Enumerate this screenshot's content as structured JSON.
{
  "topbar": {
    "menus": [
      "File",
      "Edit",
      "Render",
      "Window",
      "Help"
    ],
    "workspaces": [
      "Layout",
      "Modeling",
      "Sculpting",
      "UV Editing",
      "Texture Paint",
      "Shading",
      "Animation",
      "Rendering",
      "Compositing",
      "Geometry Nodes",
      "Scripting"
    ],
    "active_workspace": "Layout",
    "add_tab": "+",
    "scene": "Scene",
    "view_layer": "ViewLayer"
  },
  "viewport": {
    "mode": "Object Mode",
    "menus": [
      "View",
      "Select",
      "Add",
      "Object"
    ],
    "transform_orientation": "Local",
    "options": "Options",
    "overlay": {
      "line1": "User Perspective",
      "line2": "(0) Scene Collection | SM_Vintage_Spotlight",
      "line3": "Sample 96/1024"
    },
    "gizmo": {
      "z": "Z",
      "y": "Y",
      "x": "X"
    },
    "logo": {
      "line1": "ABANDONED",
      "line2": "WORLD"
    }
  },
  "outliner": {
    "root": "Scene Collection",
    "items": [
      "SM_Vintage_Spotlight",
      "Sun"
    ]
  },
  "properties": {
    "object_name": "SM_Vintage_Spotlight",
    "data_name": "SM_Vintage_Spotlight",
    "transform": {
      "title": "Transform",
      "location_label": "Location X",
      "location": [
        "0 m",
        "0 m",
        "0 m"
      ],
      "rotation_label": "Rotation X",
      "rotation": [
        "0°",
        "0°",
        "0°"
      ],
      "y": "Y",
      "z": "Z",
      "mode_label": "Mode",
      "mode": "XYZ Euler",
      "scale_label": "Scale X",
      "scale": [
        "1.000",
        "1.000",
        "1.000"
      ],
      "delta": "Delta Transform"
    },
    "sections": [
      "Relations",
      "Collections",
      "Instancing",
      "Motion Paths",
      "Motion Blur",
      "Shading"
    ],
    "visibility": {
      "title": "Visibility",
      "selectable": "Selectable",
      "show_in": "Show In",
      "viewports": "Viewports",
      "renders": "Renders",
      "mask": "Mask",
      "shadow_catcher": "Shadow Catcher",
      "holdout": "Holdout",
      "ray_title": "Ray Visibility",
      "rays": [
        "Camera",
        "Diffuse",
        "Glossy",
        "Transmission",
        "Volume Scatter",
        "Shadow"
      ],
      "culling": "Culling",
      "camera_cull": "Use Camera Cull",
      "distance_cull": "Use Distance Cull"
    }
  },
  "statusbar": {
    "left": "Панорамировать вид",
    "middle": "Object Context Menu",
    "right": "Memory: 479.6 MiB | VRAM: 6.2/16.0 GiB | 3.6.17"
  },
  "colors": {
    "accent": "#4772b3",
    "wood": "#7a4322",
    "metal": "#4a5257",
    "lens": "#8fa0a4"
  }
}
****
» **Required task**
Your task is to return the full listing exactly as it was given.

» **Exercise solution**
Enumerate this screenshot's content as structured JSON.
{
  "topbar": {
    "menus": [
      "File",
      "Edit",
      "Render",
      "Window",
      "Help"
    ],
    "workspaces": [
      "Layout",
      "Modeling",
      "Sculpting",
      "UV Editing",
      "Texture Paint",
      "Shading",
      "Animation",
      "Rendering",
      "Compositing",
      "Geometry Nodes",
      "Scripting"
    ],
    "active_workspace": "Layout",
    "add_tab": "+",
    "scene": "Scene",
    "view_layer": "ViewLayer"
  },
  "viewport": {
    "mode": "Object Mode",
    "menus": [
      "View",
      "Select",
      "Add",
      "Object"
    ],
    "transform_orientation": "Local",
    "options": "Options",
    "overlay": {
      "line1": "User Perspective",
      "line2": "(0) Scene Collection | SM_Vintage_Spotlight",
      "line3": "Sample 96/1024"
    },
    "gizmo": {
      "z": "Z",
      "y": "Y",
      "x": "X"
    },
    "logo": {
      "line1": "ABANDONED",
      "line2": "WORLD"
    }
  },
  "outliner": {
    "root": "Scene Collection",
    "items": [
      "SM_Vintage_Spotlight",
      "Sun"
    ]
  },
  "properties": {
    "object_name": "SM_Vintage_Spotlight",
    "data_name": "SM_Vintage_Spotlight",
    "transform": {
      "title": "Transform",
      "location_label": "Location X",
      "location": [
        "0 m",
        "0 m",
        "0 m"
      ],
      "rotation_label": "Rotation X",
      "rotation": [
        "0°",
        "0°",
        "0°"
      ],
      "y": "Y",
      "z": "Z",
      "mode_label": "Mode",
      "mode": "XYZ Euler",
      "scale_label": "Scale X",
      "scale": [
        "1.000",
        "1.000",
        "1.000"
      ],
      "delta": "Delta Transform"
    },
    "sections": [
      "Relations",
      "Collections",
      "Instancing",
      "Motion Paths",
      "Motion Blur",
      "Shading"
    ],
    "visibility": {
      "title": "Visibility",
      "selectable": "Selectable",
      "show_in": "Show In",
      "viewports": "Viewports",
      "renders": "Renders",
      "mask": "Mask",
      "shadow_catcher": "Shadow Catcher",
      "holdout": "Holdout",
      "ray_title": "Ray Visibility",
      "rays": [
        "Camera",
        "Diffuse",
        "Glossy",
        "Transmission",
        "Volume Scatter",
        "Shadow"
      ],
      "culling": "Culling",
      "camera_cull": "Use Camera Cull",
      "distance_cull": "Use Distance Cull"
    }
  },
  "statusbar": {
    "left": "Панорамировать вид",
    "middle": "Object Context Menu",
    "right": "Memory: 479.6 MiB | VRAM: 6.2/16.0 GiB | 3.6.17"
  },
  "colors": {
    "accent": "#4772b3",
    "wood": "#7a4322",
    "metal": "#4a5257",
    "lens": "#8fa0a4"
  }
}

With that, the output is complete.